#### WRITTEN INSTRUCTION
Pull out all lines from the listing below in which the word "description" appears.

··········

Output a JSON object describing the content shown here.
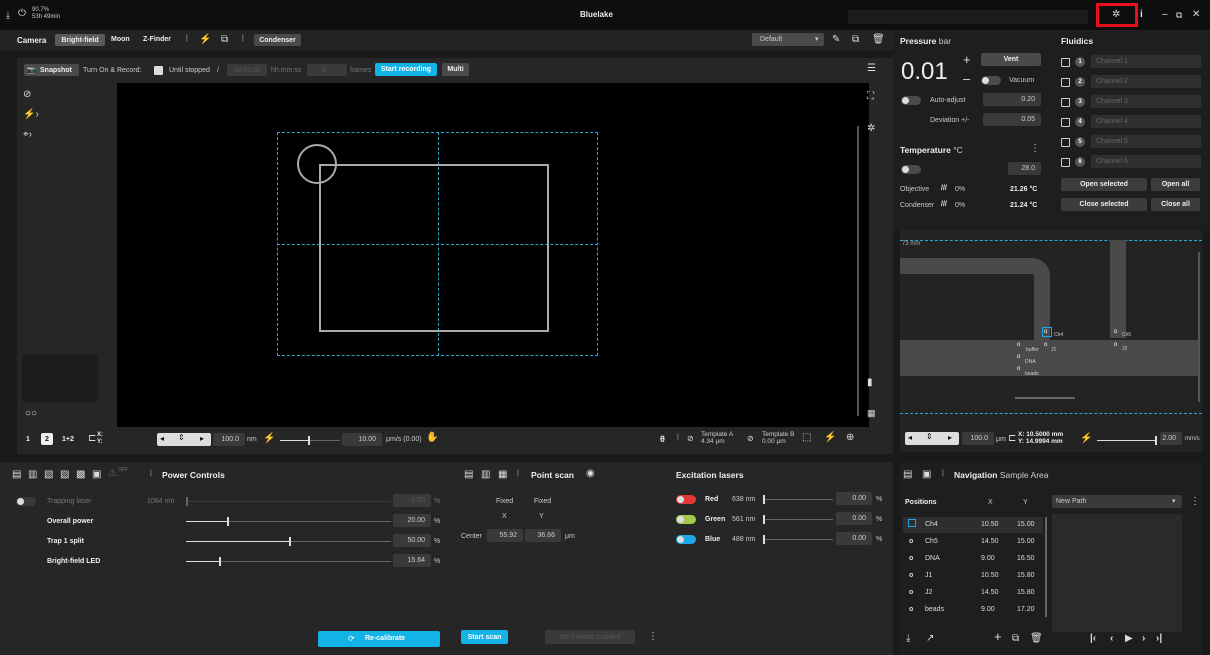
{
  "topbar": {
    "battery_pct": "90.7%",
    "battery_time": "53h 49min",
    "title": "Bluelake"
  },
  "camera": {
    "label": "Camera",
    "modes": [
      "Bright-field",
      "Moon",
      "Z-Finder"
    ],
    "condenser_label": "Condenser",
    "preset": "Default",
    "snapshot_label": "Snapshot",
    "turn_on_record": "Turn On & Record:",
    "until_stopped": "Until stopped",
    "slash": "/",
    "time_placeholder": "00:00:00",
    "time_unit": "hh:mm:ss",
    "frames_value": "0",
    "frames_unit": "frames",
    "start_recording": "Start recording",
    "multi": "Multi"
  },
  "view_controls": {
    "btn1": "1",
    "btn2": "2",
    "btn12": "1+2",
    "xy_label": "X:\nY:",
    "zoom_value": "100.0",
    "zoom_unit": "nm",
    "speed_value": "10.00",
    "speed_unit": "μm/s (0.00)",
    "theta": "θ",
    "template_a": "Template A",
    "template_a_val": "4.34 μm",
    "template_b": "Template B",
    "template_b_val": "0.00 μm"
  },
  "pressure": {
    "title": "Pressure",
    "unit": "bar",
    "value": "0.01",
    "vent": "Vent",
    "vacuum": "Vacuum",
    "auto_adjust": "Auto-adjust",
    "auto_value": "0.20",
    "deviation_label": "Deviation +/-",
    "deviation_value": "0.05"
  },
  "temperature": {
    "title": "Temperature",
    "unit": "°C",
    "setpoint": "28.0",
    "objective_label": "Objective",
    "objective_pct": "0%",
    "objective_temp": "21.26 °C",
    "condenser_label": "Condenser",
    "condenser_pct": "0%",
    "condenser_temp": "21.24 °C"
  },
  "fluidics": {
    "title": "Fluidics",
    "channels": [
      {
        "num": "1",
        "label": "Channel 1"
      },
      {
        "num": "2",
        "label": "Channel 2"
      },
      {
        "num": "3",
        "label": "Channel 3"
      },
      {
        "num": "4",
        "label": "Channel 4"
      },
      {
        "num": "5",
        "label": "Channel 5"
      },
      {
        "num": "6",
        "label": "Channel 6"
      }
    ],
    "open_selected": "Open selected",
    "open_all": "Open all",
    "close_selected": "Close selected",
    "close_all": "Close all"
  },
  "map": {
    "scale": "73 mm",
    "labels": [
      "Ch4",
      "Ch5",
      "buffer",
      "J1",
      "J2",
      "DNA",
      "beads"
    ],
    "zoom_value": "100.0",
    "zoom_unit": "μm",
    "x_coord": "X: 10.5000 mm",
    "y_coord": "Y: 14.9994 mm",
    "speed_value": "2.00",
    "speed_unit": "mm/s"
  },
  "power": {
    "title": "Power Controls",
    "off_label": "OFF",
    "trapping_label": "Trapping laser",
    "trapping_wl": "1064 nm",
    "trapping_value": "0.00",
    "rows": [
      {
        "label": "Overall power",
        "value": "20.00",
        "fill": 0.2
      },
      {
        "label": "Trap 1 split",
        "value": "50.00",
        "fill": 0.5
      },
      {
        "label": "Bright-field LED",
        "value": "15.64",
        "fill": 0.16
      }
    ],
    "pct": "%",
    "recalibrate": "Re-calibrate"
  },
  "point_scan": {
    "title": "Point scan",
    "fixed": "Fixed",
    "x": "X",
    "y": "Y",
    "center_label": "Center",
    "center_x": "55.92",
    "center_y": "36.66",
    "unit": "μm",
    "start_scan": "Start scan",
    "no_presets": "No Presets Loaded"
  },
  "lasers": {
    "title": "Excitation lasers",
    "rows": [
      {
        "name": "Red",
        "wl": "638 nm",
        "value": "0.00",
        "color": "#e23a3a"
      },
      {
        "name": "Green",
        "wl": "561 nm",
        "value": "0.00",
        "color": "#a6c84a"
      },
      {
        "name": "Blue",
        "wl": "488 nm",
        "value": "0.00",
        "color": "#1ea8e8"
      }
    ],
    "pct": "%"
  },
  "navigation": {
    "title": "Navigation",
    "subtitle": "Sample Area",
    "positions_header": "Positions",
    "x_header": "X",
    "y_header": "Y",
    "path": "New Path",
    "rows": [
      {
        "name": "Ch4",
        "x": "10.50",
        "y": "15.00"
      },
      {
        "name": "Ch5",
        "x": "14.50",
        "y": "15.00"
      },
      {
        "name": "DNA",
        "x": "9.00",
        "y": "16.50"
      },
      {
        "name": "J1",
        "x": "10.50",
        "y": "15.80"
      },
      {
        "name": "J2",
        "x": "14.50",
        "y": "15.80"
      },
      {
        "name": "beads",
        "x": "9.00",
        "y": "17.20"
      }
    ]
  }
}
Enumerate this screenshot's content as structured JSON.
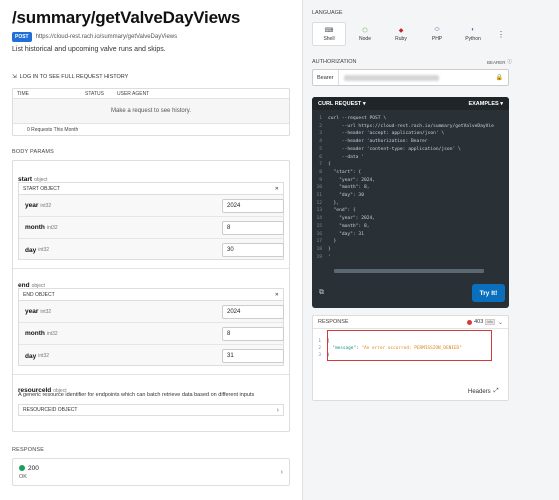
{
  "endpoint": {
    "title": "/summary/getValveDayViews",
    "method": "POST",
    "url": "https://cloud-rest.rach.io/summary/getValveDayViews",
    "description": "List historical and upcoming valve runs and skips."
  },
  "history": {
    "login_link": "LOG IN TO SEE FULL REQUEST HISTORY",
    "columns": [
      "TIME",
      "STATUS",
      "USER AGENT"
    ],
    "empty_text": "Make a request to see history.",
    "footer": "0 Requests This Month"
  },
  "body_params": {
    "label": "BODY PARAMS",
    "start": {
      "name": "start",
      "type": "object",
      "header": "START OBJECT",
      "fields": [
        {
          "name": "year",
          "type": "int32",
          "value": "2024"
        },
        {
          "name": "month",
          "type": "int32",
          "value": "8"
        },
        {
          "name": "day",
          "type": "int32",
          "value": "30"
        }
      ]
    },
    "end": {
      "name": "end",
      "type": "object",
      "header": "END OBJECT",
      "fields": [
        {
          "name": "year",
          "type": "int32",
          "value": "2024"
        },
        {
          "name": "month",
          "type": "int32",
          "value": "8"
        },
        {
          "name": "day",
          "type": "int32",
          "value": "31"
        }
      ]
    },
    "resource": {
      "name": "resourceId",
      "type": "object",
      "description": "A generic resource identifier for endpoints which can batch retrieve data based on different inputs",
      "header": "RESOURCEID OBJECT"
    }
  },
  "response_section": {
    "label": "RESPONSE",
    "status": "200",
    "status_text": "OK"
  },
  "language": {
    "label": "LANGUAGE",
    "items": [
      {
        "name": "Shell",
        "icon": "terminal-icon"
      },
      {
        "name": "Node",
        "icon": "node-icon"
      },
      {
        "name": "Ruby",
        "icon": "ruby-icon"
      },
      {
        "name": "PHP",
        "icon": "php-icon"
      },
      {
        "name": "Python",
        "icon": "python-icon"
      }
    ]
  },
  "authorization": {
    "label": "AUTHORIZATION",
    "type": "BEARER",
    "prefix": "Bearer"
  },
  "curl": {
    "label": "CURL REQUEST",
    "examples_label": "EXAMPLES",
    "try_label": "Try It!",
    "lines": [
      {
        "n": "1",
        "t": "curl --request POST \\"
      },
      {
        "n": "2",
        "t": "     --url https://cloud-rest.rach.io/summary/getValveDayVie"
      },
      {
        "n": "3",
        "t": "     --header 'accept: application/json' \\"
      },
      {
        "n": "4",
        "t": "     --header 'authorization: Bearer"
      },
      {
        "n": "5",
        "t": "     --header 'content-type: application/json' \\"
      },
      {
        "n": "6",
        "t": "     --data '"
      },
      {
        "n": "7",
        "t": "{"
      },
      {
        "n": "8",
        "t": "  \"start\": {"
      },
      {
        "n": "9",
        "t": "    \"year\": 2024,"
      },
      {
        "n": "10",
        "t": "    \"month\": 8,"
      },
      {
        "n": "11",
        "t": "    \"day\": 30"
      },
      {
        "n": "12",
        "t": "  },"
      },
      {
        "n": "13",
        "t": "  \"end\": {"
      },
      {
        "n": "14",
        "t": "    \"year\": 2024,"
      },
      {
        "n": "15",
        "t": "    \"month\": 8,"
      },
      {
        "n": "16",
        "t": "    \"day\": 31"
      },
      {
        "n": "17",
        "t": "  }"
      },
      {
        "n": "18",
        "t": "}"
      },
      {
        "n": "19",
        "t": "'"
      }
    ]
  },
  "response_panel": {
    "label": "RESPONSE",
    "status_code": "403",
    "info_tag": "info",
    "headers_label": "Headers",
    "lines": [
      {
        "n": "1",
        "t": "{"
      },
      {
        "n": "2",
        "k": "\"message\"",
        "v": "\"An error occurred: PERMISSION_DENIED\""
      },
      {
        "n": "3",
        "t": "}"
      }
    ]
  },
  "colors": {
    "accent": "#0a6fbd",
    "error": "#d23b3b",
    "success": "#1e9e5a",
    "code_bg": "#2a3136"
  }
}
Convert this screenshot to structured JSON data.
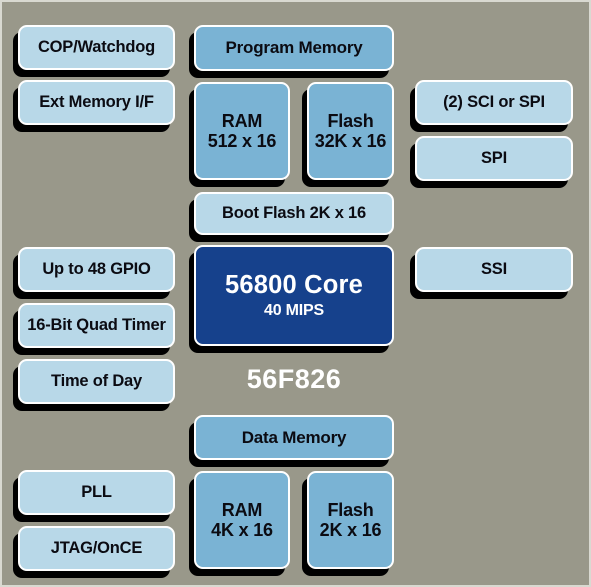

··········

#### IN RESPONSE
    "description": "List historical and upcoming valve runs and skips."
      "description": "A generic resource identifier for endpoints which can batch retrieve data based on different inputs",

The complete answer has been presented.